● **Schriftliche Anweisung 1**: Entnimm bitte dem Datensatzauszug die Zeilen vom Anfang bis einschließlich der Zeile mit „bank-icon: [16, 216, 34, 234]“ und gib sie unverändert wieder.

◆ ◆ ◆ ◆

# Beef Cake Erfahrungen-pro & contra.



## FREERIDE-AZUBI (13. September 2012)

Moin,

Möchte mir nächstes Frühjahr ein neues Bike kaufen.Schwanke dabei zwischen dem BC (FR 4) und dem Bergamont Big Air 8.3.Wär schön wenn ihr hier ein paar Erfahrungen zum BC postet,was Ausstattung,Haltbarkeit und Spaßfaktor betrifft.
Im Rose Katalog steht beim BC FR 4 "absenkbare Gabel".Ist die Domain RC absenkbar?
Ist bei den Avid Elixier Bremsen je höher die Zahl ist gleich besser?Also ist eine Avid Elixier 5 besser als eine Avid Elixier 3?

Und jetzt an alle BC FR Fahrer,haut in die Tasten

Gruß


----------



## Serpentinebiker (13. September 2012)

◆ ◆ ◆ ◆

● **Schriftliche Anweisung 2**:
Beantworte zum Beef-Cake-Thread:
(a) Zwischen welchen beiden Bikes schwankt FREERIDE-AZUBI?
(b) Was steht laut Beitrag im Rose Katalog beim BC FR 4?
(c) Welche zwei Bremsen werden miteinander verglichen?

Auszug aus dem Datensatz:
◆ ◆ ◆ ◆

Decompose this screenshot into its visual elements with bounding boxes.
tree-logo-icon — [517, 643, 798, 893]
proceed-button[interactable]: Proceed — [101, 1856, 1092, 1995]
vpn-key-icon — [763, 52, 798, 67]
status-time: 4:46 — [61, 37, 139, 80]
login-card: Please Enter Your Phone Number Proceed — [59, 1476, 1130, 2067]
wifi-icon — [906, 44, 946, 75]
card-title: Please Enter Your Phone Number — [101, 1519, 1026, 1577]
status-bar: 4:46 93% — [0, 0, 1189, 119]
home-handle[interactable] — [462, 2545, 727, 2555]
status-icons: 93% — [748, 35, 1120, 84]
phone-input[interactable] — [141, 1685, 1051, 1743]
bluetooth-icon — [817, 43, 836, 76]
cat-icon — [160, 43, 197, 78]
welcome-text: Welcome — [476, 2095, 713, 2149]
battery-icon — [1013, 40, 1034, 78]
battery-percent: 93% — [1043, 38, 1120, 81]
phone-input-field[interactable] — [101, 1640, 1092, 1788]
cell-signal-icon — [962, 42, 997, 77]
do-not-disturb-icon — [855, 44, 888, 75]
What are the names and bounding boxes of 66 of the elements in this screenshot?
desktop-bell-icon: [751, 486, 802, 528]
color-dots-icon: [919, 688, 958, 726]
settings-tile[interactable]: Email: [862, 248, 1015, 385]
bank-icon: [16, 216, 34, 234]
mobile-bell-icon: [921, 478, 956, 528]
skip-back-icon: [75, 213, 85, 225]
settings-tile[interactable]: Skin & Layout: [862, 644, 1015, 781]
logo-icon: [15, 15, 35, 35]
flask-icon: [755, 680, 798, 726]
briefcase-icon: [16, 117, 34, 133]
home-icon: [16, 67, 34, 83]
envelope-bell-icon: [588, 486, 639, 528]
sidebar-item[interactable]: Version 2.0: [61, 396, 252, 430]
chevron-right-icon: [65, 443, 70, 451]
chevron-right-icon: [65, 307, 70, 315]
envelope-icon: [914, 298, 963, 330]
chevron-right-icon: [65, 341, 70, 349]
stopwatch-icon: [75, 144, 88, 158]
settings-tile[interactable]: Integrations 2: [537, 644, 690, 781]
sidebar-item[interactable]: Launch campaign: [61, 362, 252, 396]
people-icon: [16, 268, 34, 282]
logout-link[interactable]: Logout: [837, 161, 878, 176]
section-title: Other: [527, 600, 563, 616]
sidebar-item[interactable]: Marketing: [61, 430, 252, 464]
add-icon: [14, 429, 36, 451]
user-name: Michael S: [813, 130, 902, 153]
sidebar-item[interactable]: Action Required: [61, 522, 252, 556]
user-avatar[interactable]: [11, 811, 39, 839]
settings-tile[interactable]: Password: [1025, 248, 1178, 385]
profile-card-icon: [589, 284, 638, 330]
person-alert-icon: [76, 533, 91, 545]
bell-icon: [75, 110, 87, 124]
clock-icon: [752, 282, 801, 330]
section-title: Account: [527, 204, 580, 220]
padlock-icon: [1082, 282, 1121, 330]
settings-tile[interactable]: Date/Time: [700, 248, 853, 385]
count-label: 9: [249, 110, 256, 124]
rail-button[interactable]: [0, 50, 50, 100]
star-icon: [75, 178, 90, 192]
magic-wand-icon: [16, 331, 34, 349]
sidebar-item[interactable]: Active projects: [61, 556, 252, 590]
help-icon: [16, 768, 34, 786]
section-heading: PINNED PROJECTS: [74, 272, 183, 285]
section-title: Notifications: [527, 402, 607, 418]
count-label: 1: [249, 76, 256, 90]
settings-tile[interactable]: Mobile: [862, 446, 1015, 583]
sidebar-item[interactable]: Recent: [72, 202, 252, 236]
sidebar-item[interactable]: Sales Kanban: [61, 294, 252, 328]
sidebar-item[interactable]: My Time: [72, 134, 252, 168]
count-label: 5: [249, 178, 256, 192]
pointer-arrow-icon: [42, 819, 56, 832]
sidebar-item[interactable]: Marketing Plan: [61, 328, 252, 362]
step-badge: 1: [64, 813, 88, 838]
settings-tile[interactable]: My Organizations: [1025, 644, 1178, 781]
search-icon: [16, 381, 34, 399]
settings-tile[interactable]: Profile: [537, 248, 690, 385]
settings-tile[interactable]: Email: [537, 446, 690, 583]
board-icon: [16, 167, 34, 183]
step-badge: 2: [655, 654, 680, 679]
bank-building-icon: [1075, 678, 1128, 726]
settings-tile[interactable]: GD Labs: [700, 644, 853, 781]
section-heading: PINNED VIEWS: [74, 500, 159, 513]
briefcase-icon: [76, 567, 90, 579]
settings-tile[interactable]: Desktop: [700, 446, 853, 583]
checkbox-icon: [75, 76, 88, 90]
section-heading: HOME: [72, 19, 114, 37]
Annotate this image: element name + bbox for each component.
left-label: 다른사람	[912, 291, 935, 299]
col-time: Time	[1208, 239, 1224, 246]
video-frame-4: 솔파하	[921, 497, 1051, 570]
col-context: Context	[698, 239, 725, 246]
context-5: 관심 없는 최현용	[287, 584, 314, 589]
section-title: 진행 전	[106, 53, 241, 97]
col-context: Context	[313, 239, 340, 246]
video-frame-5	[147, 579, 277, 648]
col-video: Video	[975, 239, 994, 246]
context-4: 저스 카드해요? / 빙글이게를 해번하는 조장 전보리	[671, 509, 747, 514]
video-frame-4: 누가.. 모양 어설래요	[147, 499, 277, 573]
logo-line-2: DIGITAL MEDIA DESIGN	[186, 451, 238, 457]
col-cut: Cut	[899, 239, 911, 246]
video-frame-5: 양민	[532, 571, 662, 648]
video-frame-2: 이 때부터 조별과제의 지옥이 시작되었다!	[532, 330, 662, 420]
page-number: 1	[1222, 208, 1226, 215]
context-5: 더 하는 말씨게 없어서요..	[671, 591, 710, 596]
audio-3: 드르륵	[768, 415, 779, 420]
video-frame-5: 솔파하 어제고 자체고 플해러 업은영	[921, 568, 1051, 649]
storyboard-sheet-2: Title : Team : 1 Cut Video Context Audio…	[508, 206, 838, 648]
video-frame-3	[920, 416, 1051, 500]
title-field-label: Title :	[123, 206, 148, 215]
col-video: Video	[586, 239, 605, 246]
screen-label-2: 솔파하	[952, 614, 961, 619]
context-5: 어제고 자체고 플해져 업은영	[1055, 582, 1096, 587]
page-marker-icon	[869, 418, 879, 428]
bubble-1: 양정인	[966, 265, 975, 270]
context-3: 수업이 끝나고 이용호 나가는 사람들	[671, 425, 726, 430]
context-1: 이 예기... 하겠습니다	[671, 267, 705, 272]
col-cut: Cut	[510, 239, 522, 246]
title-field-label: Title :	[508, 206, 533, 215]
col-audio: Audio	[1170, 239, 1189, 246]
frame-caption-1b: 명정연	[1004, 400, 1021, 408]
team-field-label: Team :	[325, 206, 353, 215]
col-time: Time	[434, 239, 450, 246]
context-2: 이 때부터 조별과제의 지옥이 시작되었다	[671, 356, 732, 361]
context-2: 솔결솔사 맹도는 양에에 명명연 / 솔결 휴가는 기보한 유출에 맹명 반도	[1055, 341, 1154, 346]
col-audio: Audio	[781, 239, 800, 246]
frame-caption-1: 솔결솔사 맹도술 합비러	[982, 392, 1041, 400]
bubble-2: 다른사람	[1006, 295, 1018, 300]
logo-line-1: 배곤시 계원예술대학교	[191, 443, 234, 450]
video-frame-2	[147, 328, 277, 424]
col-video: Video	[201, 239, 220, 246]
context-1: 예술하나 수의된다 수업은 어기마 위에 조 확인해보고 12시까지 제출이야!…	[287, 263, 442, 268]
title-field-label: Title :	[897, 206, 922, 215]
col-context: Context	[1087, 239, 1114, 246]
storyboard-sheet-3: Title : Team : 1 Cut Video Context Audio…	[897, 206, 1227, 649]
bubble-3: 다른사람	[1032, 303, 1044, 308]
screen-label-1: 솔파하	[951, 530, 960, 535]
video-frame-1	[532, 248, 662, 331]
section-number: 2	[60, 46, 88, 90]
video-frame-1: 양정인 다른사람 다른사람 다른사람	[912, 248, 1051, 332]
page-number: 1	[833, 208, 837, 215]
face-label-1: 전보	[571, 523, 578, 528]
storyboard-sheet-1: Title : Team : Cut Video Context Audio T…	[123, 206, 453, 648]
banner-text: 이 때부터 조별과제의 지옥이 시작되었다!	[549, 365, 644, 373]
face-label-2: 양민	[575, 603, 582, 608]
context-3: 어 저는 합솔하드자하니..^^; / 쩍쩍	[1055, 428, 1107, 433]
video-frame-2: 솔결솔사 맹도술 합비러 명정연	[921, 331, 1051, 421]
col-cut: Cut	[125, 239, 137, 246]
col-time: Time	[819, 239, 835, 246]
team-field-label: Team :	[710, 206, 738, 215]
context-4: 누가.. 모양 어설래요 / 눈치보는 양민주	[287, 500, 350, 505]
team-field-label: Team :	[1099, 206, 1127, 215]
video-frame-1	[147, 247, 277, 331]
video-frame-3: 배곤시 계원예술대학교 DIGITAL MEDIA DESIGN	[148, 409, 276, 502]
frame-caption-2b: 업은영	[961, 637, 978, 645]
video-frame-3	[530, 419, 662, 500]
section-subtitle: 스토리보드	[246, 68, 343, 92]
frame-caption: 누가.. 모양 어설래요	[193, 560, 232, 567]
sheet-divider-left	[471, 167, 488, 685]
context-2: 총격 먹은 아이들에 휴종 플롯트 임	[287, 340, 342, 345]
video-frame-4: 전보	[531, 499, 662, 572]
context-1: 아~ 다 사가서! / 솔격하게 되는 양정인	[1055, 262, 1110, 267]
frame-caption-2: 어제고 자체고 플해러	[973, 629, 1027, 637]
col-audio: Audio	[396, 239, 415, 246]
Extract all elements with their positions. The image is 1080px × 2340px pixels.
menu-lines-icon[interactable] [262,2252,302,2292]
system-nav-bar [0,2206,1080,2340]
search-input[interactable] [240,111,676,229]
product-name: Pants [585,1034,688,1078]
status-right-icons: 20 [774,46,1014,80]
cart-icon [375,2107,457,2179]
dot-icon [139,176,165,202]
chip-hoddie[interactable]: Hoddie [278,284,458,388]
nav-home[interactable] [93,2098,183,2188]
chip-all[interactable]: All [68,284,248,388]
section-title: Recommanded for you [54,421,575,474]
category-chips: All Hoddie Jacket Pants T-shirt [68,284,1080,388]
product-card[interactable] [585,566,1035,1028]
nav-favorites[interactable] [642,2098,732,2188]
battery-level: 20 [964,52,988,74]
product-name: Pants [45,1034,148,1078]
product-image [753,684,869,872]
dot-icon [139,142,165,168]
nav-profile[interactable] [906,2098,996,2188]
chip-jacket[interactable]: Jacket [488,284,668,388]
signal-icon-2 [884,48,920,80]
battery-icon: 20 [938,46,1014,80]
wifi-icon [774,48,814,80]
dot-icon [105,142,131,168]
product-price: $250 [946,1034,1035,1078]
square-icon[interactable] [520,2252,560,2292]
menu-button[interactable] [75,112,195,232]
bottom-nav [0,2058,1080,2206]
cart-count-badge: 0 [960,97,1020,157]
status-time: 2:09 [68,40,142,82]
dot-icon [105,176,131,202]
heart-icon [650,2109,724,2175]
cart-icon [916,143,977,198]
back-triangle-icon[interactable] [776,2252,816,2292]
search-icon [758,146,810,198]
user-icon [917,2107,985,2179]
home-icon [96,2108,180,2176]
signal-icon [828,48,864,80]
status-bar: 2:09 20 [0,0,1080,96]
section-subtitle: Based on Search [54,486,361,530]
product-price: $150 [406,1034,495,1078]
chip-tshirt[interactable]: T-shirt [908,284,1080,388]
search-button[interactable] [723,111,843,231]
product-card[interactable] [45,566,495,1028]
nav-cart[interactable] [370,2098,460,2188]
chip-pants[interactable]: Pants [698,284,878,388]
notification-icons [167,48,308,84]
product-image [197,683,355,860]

◆ ◆ ◆ ◆

● **Lösung 1**:
Decompose this screenshot into its visual elements with bounding boxes.
tree-logo-icon — [517, 643, 798, 893]
proceed-button[interactable]: Proceed — [101, 1856, 1092, 1995]
vpn-key-icon — [763, 52, 798, 67]
status-time: 4:46 — [61, 37, 139, 80]
login-card: Please Enter Your Phone Number Proceed — [59, 1476, 1130, 2067]
wifi-icon — [906, 44, 946, 75]
card-title: Please Enter Your Phone Number — [101, 1519, 1026, 1577]
status-bar: 4:46 93% — [0, 0, 1189, 119]
home-handle[interactable] — [462, 2545, 727, 2555]
status-icons: 93% — [748, 35, 1120, 84]
phone-input[interactable] — [141, 1685, 1051, 1743]
bluetooth-icon — [817, 43, 836, 76]
cat-icon — [160, 43, 197, 78]
welcome-text: Welcome — [476, 2095, 713, 2149]
battery-icon — [1013, 40, 1034, 78]
battery-percent: 93% — [1043, 38, 1120, 81]
phone-input-field[interactable] — [101, 1640, 1092, 1788]
cell-signal-icon — [962, 42, 997, 77]
do-not-disturb-icon — [855, 44, 888, 75]
What are the names and bounding boxes of 66 of the elements in this screenshot?
desktop-bell-icon: [751, 486, 802, 528]
color-dots-icon: [919, 688, 958, 726]
settings-tile[interactable]: Email: [862, 248, 1015, 385]
bank-icon: [16, 216, 34, 234]

● **Lösung 2**:
(a) Zwischen dem BC (FR 4) und dem Bergamont Big Air 8.3.
(b) „absenkbare Gabel“
(c) Die Avid Elixier 5 und die Avid Elixier 3.